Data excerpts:
+++
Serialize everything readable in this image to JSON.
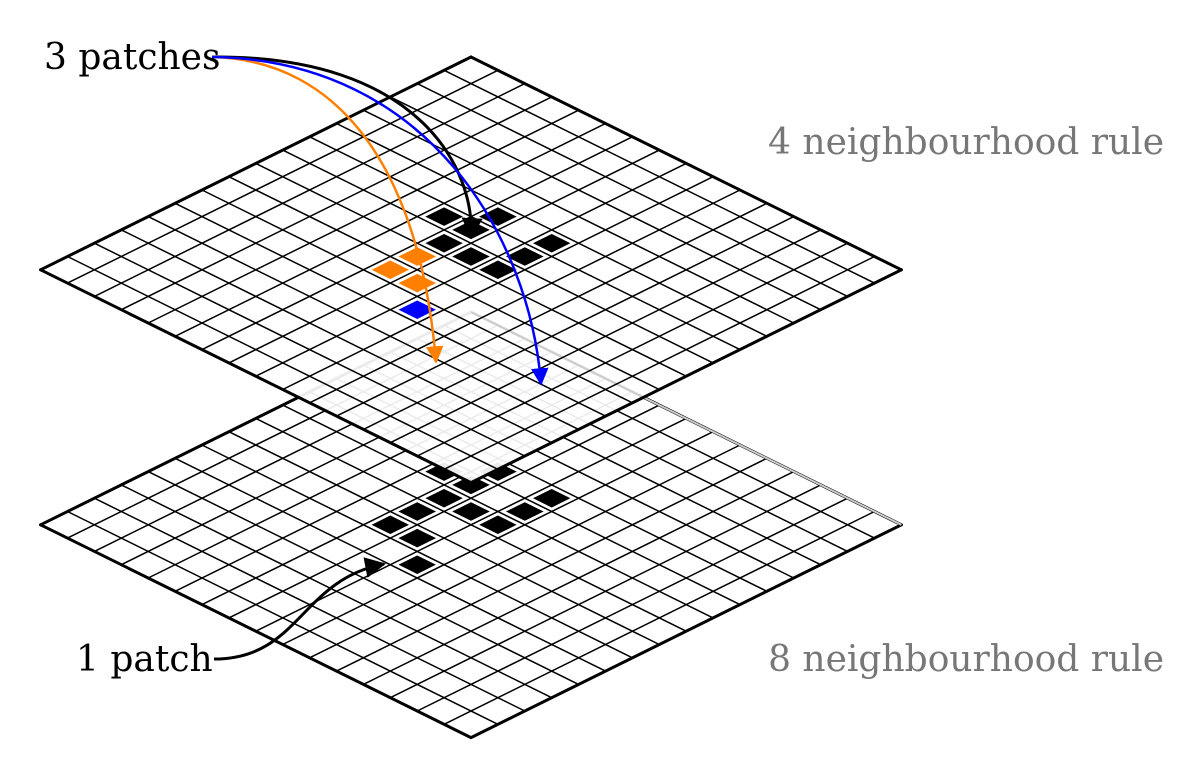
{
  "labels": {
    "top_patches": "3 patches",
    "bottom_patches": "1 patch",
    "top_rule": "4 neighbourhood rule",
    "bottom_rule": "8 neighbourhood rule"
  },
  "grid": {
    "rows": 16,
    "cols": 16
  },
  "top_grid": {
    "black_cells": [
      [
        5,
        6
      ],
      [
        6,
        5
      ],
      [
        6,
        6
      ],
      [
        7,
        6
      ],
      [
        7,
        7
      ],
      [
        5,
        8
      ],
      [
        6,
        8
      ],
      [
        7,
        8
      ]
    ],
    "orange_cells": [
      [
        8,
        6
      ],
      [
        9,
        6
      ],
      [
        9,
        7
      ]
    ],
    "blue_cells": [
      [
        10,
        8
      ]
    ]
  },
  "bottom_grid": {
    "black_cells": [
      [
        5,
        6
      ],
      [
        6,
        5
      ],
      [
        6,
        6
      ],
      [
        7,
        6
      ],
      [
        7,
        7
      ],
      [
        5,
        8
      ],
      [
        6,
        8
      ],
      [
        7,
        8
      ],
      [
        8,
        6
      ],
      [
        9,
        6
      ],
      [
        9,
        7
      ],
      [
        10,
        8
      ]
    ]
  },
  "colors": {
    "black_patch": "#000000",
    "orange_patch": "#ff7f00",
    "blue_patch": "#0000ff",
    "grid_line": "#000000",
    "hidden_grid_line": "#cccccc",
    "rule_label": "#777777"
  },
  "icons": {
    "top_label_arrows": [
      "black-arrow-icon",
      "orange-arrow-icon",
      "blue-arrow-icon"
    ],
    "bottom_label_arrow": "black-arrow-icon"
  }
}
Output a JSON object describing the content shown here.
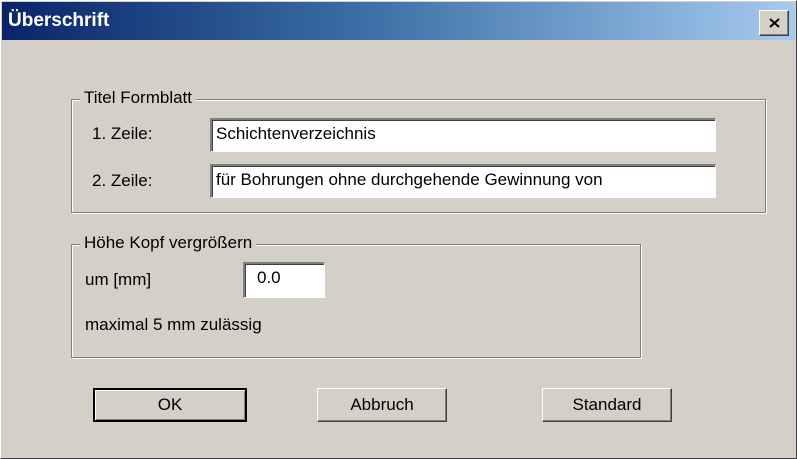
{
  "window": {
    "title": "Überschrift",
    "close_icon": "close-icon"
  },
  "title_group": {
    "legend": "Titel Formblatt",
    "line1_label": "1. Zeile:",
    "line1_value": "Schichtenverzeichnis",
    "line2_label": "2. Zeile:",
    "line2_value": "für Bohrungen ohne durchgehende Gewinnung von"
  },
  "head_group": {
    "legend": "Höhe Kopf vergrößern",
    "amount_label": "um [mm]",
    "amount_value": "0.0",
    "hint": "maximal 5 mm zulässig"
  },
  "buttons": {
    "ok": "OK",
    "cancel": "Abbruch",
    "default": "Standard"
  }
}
+++
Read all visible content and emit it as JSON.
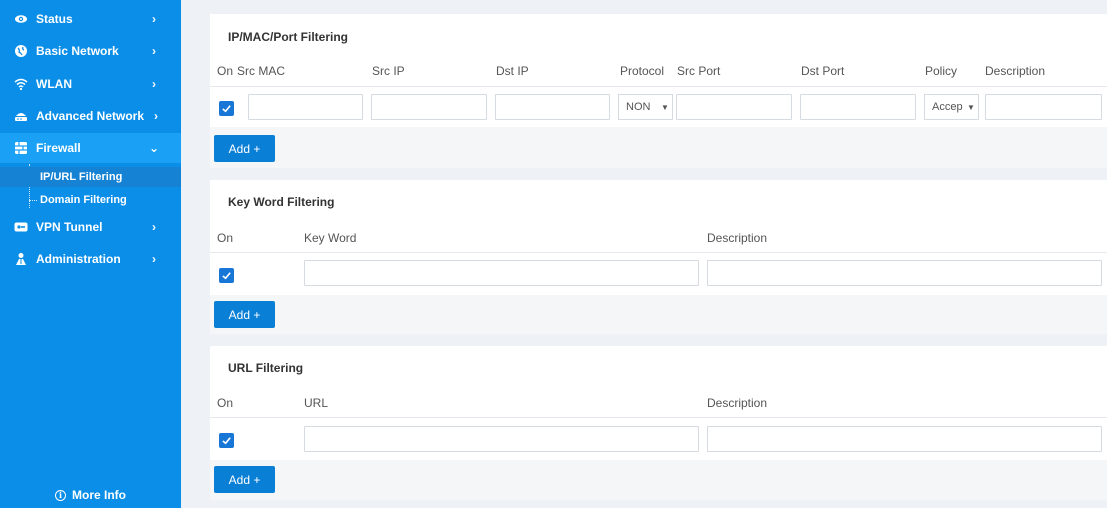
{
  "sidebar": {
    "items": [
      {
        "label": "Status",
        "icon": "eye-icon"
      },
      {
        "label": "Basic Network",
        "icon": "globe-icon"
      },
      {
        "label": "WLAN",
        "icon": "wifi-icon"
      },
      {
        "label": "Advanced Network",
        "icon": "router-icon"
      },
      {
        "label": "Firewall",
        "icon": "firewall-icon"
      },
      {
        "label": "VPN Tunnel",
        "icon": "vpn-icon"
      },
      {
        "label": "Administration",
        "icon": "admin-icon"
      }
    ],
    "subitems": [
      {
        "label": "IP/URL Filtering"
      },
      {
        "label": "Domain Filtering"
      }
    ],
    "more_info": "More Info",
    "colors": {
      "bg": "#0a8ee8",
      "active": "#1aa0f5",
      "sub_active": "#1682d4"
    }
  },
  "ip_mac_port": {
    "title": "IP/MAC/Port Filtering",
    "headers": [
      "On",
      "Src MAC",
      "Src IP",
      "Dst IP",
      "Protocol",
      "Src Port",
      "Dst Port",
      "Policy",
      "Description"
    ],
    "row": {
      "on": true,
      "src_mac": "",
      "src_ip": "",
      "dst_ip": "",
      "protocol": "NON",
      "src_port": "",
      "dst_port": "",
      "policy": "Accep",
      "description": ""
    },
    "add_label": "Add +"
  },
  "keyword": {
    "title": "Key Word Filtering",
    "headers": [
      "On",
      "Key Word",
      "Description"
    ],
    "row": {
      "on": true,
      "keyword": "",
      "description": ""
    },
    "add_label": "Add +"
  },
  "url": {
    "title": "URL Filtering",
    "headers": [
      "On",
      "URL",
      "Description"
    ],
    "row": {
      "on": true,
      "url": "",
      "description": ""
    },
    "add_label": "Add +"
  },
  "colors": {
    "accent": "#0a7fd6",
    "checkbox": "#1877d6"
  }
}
+++
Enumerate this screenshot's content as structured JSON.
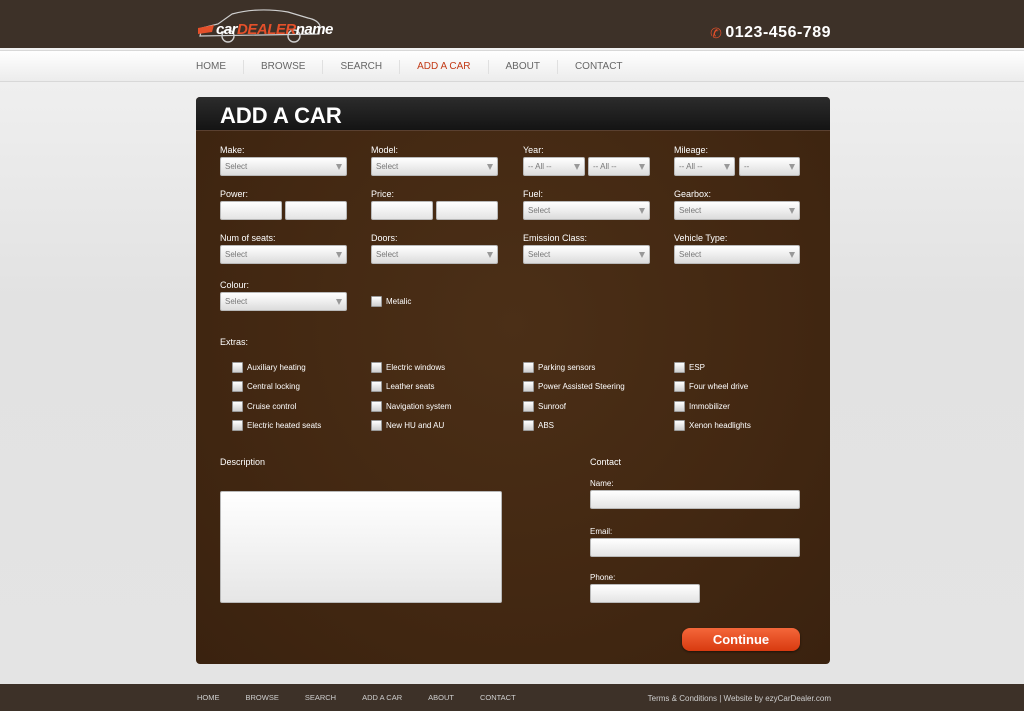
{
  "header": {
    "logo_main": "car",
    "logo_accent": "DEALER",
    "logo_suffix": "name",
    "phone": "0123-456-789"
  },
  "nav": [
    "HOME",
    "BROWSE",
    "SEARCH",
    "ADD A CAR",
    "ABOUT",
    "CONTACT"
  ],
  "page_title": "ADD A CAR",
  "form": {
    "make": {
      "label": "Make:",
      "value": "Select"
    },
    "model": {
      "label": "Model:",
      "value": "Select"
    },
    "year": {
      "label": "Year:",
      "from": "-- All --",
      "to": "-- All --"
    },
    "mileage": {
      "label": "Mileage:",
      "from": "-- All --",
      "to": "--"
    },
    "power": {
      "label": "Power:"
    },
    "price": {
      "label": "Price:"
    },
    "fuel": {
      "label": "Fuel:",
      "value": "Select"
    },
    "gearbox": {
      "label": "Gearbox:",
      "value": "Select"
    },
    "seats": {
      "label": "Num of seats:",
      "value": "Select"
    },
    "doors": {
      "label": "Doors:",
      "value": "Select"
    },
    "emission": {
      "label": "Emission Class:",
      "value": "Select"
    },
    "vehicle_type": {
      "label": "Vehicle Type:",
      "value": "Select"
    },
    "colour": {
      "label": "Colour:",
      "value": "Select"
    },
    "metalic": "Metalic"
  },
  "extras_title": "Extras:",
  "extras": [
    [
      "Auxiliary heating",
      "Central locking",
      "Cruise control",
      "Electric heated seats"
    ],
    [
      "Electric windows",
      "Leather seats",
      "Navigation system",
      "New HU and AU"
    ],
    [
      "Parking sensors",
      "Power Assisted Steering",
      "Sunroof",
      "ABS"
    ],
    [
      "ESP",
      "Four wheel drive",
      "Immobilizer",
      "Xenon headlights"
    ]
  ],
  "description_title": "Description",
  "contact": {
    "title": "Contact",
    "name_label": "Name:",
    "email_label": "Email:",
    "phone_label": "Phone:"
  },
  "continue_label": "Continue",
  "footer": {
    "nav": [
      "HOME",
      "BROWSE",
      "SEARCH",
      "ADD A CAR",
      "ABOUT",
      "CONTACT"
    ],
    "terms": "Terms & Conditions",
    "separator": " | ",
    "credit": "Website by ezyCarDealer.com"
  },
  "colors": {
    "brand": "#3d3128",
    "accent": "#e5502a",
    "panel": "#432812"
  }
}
+++
DIRECTIVE ▸ Go through the material above and count the lines that contain "Zeile"; answer with the number alone.

COMPLETE ANSWER ▸ 2